- **PROVIDED RECORDS**
######

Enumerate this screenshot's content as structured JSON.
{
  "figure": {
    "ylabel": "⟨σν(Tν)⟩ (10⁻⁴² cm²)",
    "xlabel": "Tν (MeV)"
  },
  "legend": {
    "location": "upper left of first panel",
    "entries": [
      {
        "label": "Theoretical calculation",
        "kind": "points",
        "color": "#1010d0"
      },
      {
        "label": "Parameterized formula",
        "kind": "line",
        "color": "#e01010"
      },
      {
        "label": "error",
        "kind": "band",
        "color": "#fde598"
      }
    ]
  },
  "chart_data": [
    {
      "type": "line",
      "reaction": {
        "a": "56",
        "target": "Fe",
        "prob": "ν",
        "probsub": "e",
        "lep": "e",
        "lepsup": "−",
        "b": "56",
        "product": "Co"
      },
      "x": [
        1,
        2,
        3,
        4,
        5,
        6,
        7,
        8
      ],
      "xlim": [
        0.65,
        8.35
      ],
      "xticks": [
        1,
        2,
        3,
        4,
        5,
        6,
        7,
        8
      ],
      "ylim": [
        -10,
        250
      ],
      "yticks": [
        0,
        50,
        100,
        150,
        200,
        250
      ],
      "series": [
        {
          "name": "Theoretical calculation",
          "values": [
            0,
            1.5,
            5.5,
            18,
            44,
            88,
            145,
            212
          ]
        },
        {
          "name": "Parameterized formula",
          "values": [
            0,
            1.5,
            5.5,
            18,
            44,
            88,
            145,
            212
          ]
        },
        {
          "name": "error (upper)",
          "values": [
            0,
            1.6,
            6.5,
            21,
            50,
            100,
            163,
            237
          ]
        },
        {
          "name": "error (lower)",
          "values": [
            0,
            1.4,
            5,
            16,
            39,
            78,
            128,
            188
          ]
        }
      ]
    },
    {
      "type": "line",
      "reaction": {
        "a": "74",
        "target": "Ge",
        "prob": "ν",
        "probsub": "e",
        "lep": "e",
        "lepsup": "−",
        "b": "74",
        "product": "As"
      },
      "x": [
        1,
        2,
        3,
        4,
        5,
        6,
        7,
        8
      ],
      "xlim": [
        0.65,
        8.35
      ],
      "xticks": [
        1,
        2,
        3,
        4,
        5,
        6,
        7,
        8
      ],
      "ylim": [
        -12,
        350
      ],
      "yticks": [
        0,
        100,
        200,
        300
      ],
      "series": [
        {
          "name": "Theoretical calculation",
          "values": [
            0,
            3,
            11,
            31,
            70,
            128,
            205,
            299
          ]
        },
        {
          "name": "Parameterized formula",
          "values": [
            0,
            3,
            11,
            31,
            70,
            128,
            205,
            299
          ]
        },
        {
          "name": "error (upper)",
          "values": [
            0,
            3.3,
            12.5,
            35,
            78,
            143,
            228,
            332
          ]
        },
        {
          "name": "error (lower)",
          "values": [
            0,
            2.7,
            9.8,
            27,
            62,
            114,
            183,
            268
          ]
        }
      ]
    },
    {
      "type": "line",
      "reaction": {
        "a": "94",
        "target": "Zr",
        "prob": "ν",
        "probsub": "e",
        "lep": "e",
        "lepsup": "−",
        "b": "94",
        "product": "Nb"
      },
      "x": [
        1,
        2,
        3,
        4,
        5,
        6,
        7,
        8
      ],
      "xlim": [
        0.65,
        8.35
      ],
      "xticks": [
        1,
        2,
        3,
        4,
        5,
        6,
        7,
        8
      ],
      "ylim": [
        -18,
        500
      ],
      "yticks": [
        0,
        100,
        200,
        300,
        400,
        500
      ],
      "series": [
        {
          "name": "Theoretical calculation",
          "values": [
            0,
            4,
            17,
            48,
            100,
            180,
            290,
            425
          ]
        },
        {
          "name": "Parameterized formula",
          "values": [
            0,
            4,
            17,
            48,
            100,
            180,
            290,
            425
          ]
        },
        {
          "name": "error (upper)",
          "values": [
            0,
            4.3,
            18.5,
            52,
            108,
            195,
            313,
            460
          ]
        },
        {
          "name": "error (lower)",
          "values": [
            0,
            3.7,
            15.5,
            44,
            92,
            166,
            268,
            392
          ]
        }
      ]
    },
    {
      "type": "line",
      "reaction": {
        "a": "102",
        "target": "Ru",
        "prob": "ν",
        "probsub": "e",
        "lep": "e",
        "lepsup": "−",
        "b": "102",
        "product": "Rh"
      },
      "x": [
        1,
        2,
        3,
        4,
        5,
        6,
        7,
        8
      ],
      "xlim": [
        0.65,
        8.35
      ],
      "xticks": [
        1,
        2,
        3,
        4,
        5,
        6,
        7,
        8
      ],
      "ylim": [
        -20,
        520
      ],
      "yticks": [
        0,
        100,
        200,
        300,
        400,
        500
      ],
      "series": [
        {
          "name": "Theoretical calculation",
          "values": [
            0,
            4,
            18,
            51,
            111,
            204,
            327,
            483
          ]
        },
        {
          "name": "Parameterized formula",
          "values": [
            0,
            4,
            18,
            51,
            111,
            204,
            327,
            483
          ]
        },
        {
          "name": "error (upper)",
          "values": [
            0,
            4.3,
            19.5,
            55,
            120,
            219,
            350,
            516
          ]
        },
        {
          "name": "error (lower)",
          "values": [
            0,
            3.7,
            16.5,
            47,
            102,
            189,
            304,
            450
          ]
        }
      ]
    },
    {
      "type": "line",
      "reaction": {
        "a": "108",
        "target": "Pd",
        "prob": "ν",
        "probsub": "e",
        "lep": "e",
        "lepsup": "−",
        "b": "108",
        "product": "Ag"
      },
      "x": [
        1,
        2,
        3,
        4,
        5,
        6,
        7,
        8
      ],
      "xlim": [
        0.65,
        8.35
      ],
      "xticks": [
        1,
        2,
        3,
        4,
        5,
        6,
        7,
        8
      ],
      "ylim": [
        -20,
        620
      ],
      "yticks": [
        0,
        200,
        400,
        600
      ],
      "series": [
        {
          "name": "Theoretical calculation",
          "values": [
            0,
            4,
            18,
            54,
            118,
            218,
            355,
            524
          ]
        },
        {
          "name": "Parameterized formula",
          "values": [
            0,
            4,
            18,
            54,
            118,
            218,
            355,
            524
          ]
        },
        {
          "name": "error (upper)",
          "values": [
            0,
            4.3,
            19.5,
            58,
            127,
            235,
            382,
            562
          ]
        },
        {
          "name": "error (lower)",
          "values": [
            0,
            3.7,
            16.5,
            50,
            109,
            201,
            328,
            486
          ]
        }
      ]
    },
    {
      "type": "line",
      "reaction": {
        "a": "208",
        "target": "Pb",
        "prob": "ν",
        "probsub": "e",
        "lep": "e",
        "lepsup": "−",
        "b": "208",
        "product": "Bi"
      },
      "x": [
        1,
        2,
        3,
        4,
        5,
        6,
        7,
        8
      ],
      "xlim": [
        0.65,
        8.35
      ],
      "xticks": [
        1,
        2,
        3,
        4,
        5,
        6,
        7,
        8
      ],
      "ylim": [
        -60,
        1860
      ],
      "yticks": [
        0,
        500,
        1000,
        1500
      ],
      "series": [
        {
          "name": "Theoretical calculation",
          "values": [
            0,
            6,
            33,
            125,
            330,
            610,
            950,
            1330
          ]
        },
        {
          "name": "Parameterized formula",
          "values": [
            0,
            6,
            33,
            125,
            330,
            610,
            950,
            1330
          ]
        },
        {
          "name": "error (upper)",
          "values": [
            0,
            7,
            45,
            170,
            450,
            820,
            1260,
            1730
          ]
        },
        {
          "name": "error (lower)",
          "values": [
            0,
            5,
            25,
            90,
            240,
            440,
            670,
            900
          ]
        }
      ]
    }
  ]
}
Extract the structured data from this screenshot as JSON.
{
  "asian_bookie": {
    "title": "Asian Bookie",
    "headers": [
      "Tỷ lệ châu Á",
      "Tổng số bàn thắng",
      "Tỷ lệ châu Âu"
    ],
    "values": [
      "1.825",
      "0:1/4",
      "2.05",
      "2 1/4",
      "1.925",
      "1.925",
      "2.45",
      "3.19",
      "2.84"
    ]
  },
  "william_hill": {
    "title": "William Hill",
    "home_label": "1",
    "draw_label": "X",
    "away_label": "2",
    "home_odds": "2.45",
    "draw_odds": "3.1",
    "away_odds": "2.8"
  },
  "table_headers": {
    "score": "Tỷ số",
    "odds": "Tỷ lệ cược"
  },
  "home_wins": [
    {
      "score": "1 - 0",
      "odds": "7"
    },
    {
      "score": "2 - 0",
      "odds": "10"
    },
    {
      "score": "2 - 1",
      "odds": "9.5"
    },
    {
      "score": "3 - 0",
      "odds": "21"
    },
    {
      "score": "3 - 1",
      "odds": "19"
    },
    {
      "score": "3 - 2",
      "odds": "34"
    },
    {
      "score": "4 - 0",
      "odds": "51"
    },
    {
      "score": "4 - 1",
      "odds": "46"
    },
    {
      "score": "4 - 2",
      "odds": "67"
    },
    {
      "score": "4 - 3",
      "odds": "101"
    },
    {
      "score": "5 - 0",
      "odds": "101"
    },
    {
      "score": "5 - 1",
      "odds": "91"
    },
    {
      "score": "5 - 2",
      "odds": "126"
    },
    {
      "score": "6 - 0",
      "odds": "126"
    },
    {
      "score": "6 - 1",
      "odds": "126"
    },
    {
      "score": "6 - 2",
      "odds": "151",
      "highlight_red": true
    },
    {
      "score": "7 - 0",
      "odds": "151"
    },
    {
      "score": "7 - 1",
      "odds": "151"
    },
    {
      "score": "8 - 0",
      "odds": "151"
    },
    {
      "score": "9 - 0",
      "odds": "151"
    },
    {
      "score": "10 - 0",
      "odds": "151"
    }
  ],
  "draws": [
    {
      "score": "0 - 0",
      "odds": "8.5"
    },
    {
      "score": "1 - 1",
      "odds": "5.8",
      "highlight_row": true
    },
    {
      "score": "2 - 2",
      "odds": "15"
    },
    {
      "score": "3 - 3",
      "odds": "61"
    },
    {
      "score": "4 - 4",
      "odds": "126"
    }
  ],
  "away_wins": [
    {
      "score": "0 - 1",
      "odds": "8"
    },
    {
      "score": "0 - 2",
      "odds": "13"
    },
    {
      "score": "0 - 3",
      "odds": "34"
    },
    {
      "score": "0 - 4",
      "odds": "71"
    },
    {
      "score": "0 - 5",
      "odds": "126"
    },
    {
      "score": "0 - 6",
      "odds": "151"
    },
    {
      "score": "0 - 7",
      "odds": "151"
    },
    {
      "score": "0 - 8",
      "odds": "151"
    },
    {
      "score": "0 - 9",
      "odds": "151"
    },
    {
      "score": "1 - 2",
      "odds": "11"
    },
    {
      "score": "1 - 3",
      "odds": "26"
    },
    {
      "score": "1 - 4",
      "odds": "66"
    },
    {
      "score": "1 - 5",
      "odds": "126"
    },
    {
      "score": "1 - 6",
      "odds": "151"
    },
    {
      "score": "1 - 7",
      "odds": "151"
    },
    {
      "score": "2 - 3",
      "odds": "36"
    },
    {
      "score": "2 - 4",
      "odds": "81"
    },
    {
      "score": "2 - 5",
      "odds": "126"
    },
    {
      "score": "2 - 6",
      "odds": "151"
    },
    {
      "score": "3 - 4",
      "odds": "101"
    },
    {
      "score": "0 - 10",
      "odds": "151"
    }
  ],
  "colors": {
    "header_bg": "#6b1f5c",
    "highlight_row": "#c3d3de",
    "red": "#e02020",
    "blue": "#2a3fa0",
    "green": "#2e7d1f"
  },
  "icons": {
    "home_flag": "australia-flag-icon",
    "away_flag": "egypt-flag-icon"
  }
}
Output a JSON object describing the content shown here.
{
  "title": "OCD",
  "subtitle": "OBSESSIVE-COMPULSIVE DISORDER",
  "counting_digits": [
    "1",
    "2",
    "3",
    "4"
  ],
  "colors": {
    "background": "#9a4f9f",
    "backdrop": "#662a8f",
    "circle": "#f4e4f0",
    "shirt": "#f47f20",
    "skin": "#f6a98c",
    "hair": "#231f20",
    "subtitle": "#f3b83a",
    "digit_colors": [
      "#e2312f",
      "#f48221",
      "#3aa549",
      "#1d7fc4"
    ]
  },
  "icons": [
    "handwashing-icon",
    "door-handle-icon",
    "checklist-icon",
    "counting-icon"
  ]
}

######

- **AIM OF THE EXERCISE**
How many of the lines above include the string "product"? Reply with the number by itself.

- **EXERCISE RESULT**
6